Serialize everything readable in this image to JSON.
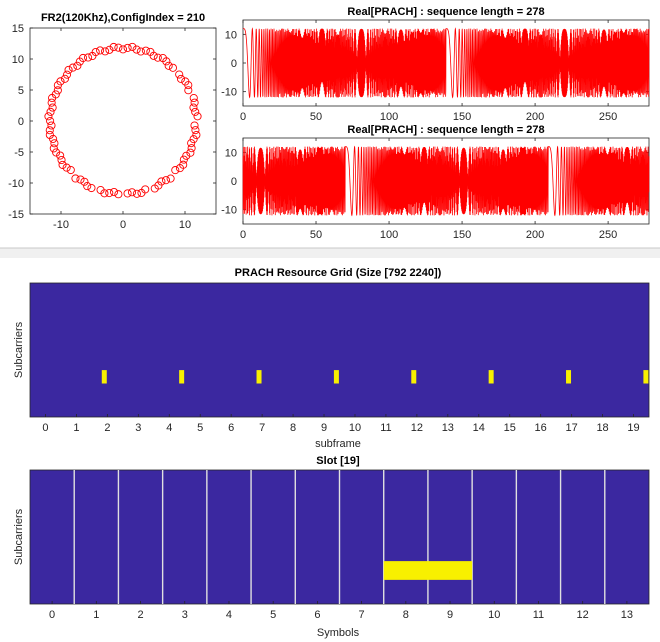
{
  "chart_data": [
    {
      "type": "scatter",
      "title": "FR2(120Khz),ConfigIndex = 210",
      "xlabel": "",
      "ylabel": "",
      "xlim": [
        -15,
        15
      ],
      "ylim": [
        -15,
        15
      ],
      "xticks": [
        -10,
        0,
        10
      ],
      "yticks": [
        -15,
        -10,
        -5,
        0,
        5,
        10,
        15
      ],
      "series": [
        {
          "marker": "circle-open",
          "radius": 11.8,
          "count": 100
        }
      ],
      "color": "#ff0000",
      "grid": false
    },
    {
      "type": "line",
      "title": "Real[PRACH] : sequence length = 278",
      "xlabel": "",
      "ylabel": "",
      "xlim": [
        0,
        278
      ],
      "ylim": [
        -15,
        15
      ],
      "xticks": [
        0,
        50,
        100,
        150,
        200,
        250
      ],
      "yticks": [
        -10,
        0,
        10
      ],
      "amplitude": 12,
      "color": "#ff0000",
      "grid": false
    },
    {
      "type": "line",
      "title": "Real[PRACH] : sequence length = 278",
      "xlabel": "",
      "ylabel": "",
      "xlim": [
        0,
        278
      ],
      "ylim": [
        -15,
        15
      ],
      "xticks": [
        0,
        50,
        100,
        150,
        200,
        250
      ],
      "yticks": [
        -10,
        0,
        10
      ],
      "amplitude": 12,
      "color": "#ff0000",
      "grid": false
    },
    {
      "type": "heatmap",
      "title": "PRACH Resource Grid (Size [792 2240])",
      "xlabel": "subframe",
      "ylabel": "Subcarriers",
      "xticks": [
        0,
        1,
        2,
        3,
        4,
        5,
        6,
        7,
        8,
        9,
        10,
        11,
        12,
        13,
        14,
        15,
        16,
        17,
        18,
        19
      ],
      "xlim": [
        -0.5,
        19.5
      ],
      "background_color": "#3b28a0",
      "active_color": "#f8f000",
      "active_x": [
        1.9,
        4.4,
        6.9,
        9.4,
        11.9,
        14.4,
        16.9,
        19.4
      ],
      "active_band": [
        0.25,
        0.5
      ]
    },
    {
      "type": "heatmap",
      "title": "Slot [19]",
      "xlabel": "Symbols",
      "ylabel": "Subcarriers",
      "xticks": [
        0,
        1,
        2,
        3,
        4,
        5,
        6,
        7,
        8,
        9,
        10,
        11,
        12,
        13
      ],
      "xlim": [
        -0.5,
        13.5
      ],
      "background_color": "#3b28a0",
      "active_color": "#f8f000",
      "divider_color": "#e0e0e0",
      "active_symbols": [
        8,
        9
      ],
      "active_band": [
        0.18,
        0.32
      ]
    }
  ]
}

________________________

THE PROBLEM - Make an exact copy of the whole listing, but don't bring over any pictures.

EXERCISE RESULT -
Serialize everything readable in this image to JSON.
{
  "chart_data": [
    {
      "type": "scatter",
      "title": "FR2(120Khz),ConfigIndex = 210",
      "xlabel": "",
      "ylabel": "",
      "xlim": [
        -15,
        15
      ],
      "ylim": [
        -15,
        15
      ],
      "xticks": [
        -10,
        0,
        10
      ],
      "yticks": [
        -15,
        -10,
        -5,
        0,
        5,
        10,
        15
      ],
      "series": [
        {
          "marker": "circle-open",
          "radius": 11.8,
          "count": 100
        }
      ],
      "color": "#ff0000",
      "grid": false
    },
    {
      "type": "line",
      "title": "Real[PRACH] : sequence length = 278",
      "xlabel": "",
      "ylabel": "",
      "xlim": [
        0,
        278
      ],
      "ylim": [
        -15,
        15
      ],
      "xticks": [
        0,
        50,
        100,
        150,
        200,
        250
      ],
      "yticks": [
        -10,
        0,
        10
      ],
      "amplitude": 12,
      "color": "#ff0000",
      "grid": false
    },
    {
      "type": "line",
      "title": "Real[PRACH] : sequence length = 278",
      "xlabel": "",
      "ylabel": "",
      "xlim": [
        0,
        278
      ],
      "ylim": [
        -15,
        15
      ],
      "xticks": [
        0,
        50,
        100,
        150,
        200,
        250
      ],
      "yticks": [
        -10,
        0,
        10
      ],
      "amplitude": 12,
      "color": "#ff0000",
      "grid": false
    },
    {
      "type": "heatmap",
      "title": "PRACH Resource Grid (Size [792 2240])",
      "xlabel": "subframe",
      "ylabel": "Subcarriers",
      "xticks": [
        0,
        1,
        2,
        3,
        4,
        5,
        6,
        7,
        8,
        9,
        10,
        11,
        12,
        13,
        14,
        15,
        16,
        17,
        18,
        19
      ],
      "xlim": [
        -0.5,
        19.5
      ],
      "background_color": "#3b28a0",
      "active_color": "#f8f000",
      "active_x": [
        1.9,
        4.4,
        6.9,
        9.4,
        11.9,
        14.4,
        16.9,
        19.4
      ],
      "active_band": [
        0.25,
        0.5
      ]
    },
    {
      "type": "heatmap",
      "title": "Slot [19]",
      "xlabel": "Symbols",
      "ylabel": "Subcarriers",
      "xticks": [
        0,
        1,
        2,
        3,
        4,
        5,
        6,
        7,
        8,
        9,
        10,
        11,
        12,
        13
      ],
      "xlim": [
        -0.5,
        13.5
      ],
      "background_color": "#3b28a0",
      "active_color": "#f8f000",
      "divider_color": "#e0e0e0",
      "active_symbols": [
        8,
        9
      ],
      "active_band": [
        0.18,
        0.32
      ]
    }
  ]
}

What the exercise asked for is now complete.